*YOUR TASK*. Look through the material below. Copy each line that contains the string "content".

(Dataset entries)
::::::::::

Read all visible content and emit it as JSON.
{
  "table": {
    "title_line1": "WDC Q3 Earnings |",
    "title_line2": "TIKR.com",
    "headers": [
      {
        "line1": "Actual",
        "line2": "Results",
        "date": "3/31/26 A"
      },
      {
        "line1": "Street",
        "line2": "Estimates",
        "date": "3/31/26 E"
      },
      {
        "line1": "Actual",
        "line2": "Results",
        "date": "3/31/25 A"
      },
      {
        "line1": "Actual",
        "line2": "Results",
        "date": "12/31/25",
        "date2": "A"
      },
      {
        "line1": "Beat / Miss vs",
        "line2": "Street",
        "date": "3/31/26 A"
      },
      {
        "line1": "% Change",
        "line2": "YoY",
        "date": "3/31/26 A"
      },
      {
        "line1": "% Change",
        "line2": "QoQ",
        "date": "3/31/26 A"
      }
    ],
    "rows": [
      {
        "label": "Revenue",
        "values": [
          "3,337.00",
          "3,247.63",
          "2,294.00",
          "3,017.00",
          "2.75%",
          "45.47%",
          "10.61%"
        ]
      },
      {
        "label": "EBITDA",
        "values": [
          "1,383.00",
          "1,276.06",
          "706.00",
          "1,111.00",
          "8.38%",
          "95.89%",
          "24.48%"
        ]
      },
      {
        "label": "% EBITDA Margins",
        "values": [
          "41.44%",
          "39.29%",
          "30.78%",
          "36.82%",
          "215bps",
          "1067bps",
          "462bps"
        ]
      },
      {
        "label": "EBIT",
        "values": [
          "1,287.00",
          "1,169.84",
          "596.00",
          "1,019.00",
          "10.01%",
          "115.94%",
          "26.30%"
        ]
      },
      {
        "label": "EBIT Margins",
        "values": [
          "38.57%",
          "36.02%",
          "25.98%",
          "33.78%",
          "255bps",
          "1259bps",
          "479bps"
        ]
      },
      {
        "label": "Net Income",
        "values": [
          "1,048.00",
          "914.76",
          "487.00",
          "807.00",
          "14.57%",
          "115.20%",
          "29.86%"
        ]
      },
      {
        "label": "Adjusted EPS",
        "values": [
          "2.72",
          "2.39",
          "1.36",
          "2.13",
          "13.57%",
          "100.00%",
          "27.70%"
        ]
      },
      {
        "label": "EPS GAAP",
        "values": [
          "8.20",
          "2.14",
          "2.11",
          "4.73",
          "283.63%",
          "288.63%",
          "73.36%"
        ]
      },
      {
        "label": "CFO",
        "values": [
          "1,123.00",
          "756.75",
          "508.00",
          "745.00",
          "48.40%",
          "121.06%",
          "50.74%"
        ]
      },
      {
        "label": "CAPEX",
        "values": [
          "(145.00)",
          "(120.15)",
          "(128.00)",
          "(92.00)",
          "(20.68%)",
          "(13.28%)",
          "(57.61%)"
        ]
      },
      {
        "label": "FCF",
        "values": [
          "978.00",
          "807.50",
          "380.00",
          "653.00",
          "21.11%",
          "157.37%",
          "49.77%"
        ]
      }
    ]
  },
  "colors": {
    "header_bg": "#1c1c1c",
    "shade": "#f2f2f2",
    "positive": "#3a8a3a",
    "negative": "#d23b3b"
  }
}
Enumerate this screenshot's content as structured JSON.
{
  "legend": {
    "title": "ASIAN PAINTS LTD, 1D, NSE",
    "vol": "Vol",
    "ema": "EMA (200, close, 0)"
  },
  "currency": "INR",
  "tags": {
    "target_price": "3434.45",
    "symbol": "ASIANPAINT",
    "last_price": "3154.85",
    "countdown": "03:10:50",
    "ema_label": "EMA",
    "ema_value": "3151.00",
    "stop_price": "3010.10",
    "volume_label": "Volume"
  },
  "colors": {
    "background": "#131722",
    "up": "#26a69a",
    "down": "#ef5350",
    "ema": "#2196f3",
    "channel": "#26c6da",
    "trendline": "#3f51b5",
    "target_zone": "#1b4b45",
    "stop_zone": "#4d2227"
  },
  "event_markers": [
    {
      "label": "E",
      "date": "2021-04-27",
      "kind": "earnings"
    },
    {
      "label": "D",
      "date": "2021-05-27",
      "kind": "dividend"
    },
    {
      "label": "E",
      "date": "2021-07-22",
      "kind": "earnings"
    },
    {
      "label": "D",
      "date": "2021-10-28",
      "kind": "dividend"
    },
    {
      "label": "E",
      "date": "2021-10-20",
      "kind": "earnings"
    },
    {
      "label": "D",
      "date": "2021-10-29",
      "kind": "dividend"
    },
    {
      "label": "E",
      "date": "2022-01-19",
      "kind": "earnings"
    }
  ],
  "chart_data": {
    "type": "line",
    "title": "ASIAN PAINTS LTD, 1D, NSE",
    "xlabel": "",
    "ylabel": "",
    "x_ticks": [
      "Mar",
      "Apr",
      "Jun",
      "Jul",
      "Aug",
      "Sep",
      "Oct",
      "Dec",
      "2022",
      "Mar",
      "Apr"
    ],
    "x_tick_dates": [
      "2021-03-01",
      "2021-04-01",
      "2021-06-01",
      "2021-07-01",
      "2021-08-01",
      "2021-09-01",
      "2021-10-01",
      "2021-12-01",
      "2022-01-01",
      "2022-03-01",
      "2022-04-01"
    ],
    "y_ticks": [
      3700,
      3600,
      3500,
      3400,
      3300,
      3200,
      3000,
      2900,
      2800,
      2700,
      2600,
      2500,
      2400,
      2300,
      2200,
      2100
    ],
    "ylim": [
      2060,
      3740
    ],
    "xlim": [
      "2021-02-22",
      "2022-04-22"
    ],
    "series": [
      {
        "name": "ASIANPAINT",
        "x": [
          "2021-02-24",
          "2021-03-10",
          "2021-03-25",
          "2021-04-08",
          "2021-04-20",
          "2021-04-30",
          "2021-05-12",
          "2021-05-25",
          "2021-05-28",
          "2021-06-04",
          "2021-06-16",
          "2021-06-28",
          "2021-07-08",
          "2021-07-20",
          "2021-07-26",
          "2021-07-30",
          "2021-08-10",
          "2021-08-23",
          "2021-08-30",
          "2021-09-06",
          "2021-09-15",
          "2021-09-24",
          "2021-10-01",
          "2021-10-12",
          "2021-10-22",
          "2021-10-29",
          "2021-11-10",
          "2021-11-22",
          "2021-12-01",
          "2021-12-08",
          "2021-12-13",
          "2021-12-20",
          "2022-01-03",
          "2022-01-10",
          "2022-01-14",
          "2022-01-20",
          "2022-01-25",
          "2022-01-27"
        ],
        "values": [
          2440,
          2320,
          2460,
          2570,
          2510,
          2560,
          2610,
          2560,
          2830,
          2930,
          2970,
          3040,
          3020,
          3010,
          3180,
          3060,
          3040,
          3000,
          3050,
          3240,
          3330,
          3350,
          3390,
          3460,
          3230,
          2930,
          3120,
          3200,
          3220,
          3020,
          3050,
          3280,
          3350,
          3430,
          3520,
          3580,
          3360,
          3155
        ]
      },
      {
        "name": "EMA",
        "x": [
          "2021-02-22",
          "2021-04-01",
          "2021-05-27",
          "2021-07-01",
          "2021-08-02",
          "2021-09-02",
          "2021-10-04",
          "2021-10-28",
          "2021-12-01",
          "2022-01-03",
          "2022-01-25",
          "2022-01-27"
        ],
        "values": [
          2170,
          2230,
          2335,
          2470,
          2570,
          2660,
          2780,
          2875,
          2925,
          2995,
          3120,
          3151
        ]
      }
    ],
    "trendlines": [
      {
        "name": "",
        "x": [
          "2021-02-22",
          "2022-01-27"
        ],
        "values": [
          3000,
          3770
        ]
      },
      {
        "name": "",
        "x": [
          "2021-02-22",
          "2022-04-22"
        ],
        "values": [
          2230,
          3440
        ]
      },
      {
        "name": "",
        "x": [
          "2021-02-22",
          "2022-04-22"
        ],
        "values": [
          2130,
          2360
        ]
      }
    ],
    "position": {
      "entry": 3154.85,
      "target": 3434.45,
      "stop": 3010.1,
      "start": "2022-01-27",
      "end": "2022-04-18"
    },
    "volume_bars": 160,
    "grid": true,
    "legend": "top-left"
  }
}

::::::::::

*EXPECTED ANSWER*.
Read all visible content and emit it as JSON.
Enumerate this screenshot's content as structured JSON.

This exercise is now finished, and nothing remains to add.